Task instructions
Find the lines below that contain the string "کنعان". Copy each one.

Materials provided
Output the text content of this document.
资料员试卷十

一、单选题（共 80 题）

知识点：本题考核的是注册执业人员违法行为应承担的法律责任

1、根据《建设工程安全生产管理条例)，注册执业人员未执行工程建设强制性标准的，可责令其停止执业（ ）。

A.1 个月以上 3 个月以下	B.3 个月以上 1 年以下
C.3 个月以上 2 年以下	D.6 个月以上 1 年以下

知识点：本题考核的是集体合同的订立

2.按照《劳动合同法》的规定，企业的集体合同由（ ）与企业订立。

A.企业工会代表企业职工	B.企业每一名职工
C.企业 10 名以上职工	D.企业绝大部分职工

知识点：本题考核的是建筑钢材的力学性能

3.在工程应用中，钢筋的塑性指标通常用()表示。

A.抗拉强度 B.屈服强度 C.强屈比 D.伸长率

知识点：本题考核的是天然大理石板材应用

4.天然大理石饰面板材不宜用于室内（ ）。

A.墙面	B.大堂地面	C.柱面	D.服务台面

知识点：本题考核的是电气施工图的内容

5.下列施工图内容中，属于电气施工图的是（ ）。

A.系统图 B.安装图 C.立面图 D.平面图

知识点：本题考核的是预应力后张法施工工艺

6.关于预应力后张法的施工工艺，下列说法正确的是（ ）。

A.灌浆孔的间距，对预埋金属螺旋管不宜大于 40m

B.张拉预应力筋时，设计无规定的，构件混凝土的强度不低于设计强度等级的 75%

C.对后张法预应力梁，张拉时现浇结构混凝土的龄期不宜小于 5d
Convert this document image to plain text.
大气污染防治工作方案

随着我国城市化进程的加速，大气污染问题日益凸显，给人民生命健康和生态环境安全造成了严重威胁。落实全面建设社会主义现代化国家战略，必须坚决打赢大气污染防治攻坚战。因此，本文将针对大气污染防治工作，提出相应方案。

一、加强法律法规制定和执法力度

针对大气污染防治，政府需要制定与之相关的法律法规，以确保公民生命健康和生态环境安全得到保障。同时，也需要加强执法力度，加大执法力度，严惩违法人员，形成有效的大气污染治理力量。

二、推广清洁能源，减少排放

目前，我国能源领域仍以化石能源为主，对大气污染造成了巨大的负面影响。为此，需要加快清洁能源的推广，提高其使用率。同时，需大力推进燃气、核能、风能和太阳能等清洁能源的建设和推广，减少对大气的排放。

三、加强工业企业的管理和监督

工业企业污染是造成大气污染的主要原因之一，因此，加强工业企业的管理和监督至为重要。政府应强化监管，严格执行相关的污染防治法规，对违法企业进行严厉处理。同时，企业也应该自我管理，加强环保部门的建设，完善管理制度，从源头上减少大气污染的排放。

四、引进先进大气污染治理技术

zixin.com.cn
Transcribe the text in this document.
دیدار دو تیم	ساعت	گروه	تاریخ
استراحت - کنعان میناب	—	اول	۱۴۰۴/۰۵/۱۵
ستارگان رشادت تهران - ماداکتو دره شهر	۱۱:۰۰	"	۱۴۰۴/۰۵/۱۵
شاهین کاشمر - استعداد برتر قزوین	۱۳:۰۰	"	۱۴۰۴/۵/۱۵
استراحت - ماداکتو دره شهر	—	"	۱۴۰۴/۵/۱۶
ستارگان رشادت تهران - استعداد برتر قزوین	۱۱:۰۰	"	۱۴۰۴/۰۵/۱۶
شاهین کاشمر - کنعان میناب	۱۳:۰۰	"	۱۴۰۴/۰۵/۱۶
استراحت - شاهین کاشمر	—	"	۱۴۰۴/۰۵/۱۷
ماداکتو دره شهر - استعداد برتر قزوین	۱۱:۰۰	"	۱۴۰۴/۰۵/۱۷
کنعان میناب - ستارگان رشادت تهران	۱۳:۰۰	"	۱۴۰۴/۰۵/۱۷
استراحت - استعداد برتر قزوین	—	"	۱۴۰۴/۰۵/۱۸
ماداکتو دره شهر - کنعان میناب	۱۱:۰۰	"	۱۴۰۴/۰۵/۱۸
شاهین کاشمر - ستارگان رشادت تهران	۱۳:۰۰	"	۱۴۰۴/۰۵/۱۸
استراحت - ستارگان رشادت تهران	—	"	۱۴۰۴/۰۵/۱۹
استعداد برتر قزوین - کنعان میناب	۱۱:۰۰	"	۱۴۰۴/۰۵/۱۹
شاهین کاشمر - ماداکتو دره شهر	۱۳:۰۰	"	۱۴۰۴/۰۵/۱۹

Problem solution
استراحت - کنعان میناب	—	اول	۱۴۰۴/۰۵/۱۵
شاهین کاشمر - کنعان میناب	۱۳:۰۰	"	۱۴۰۴/۰۵/۱۶
کنعان میناب - ستارگان رشادت تهران	۱۳:۰۰	"	۱۴۰۴/۰۵/۱۷
ماداکتو دره شهر - کنعان میناب	۱۱:۰۰	"	۱۴۰۴/۰۵/۱۸
استعداد برتر قزوین - کنعان میناب	۱۱:۰۰	"	۱۴۰۴/۰۵/۱۹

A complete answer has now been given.